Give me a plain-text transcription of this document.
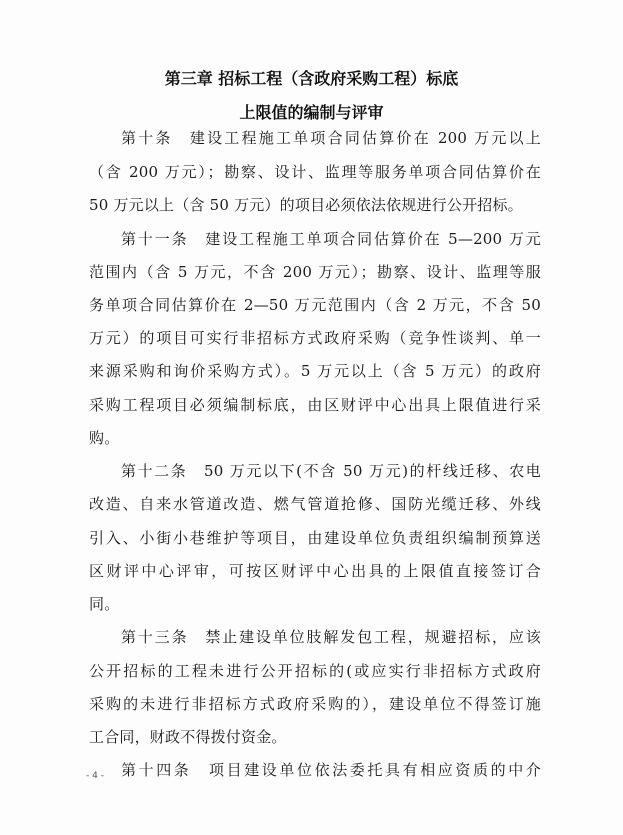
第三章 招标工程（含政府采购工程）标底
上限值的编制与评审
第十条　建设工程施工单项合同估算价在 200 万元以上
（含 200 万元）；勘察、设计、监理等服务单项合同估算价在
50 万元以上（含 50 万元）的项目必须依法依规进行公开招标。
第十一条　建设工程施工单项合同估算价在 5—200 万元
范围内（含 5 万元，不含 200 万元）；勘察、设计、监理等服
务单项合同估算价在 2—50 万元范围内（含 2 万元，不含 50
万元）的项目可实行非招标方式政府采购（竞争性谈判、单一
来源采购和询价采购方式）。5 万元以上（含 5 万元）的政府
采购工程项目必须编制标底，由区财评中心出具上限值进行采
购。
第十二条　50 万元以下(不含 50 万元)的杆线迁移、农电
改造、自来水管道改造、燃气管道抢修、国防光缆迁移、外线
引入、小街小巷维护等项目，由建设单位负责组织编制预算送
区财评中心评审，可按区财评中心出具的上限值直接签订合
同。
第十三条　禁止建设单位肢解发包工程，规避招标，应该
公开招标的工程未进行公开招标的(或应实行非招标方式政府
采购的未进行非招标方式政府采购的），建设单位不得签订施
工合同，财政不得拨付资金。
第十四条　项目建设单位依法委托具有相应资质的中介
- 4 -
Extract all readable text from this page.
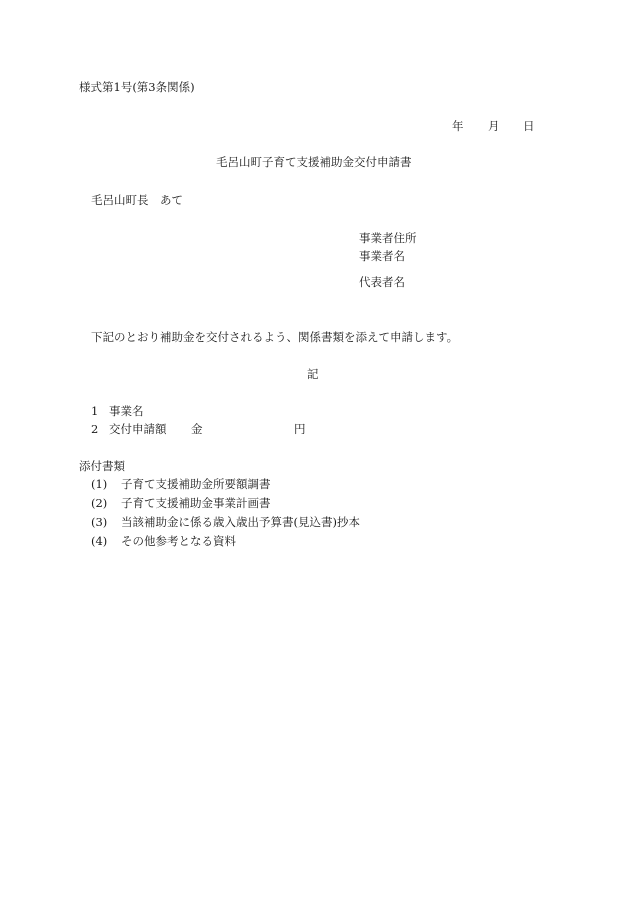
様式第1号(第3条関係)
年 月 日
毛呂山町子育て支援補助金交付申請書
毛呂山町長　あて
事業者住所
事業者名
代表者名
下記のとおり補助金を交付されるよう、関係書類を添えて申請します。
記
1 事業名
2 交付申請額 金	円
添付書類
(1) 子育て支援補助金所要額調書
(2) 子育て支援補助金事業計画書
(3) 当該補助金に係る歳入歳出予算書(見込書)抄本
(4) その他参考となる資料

.....

[Exercise] Copy whichever lines in the listing above contain the word "建设工程施工单项合同估算价在".

[Result of the exercise]
第十条　建设工程施工单项合同估算价在 200 万元以上
第十一条　建设工程施工单项合同估算价在 5—200 万元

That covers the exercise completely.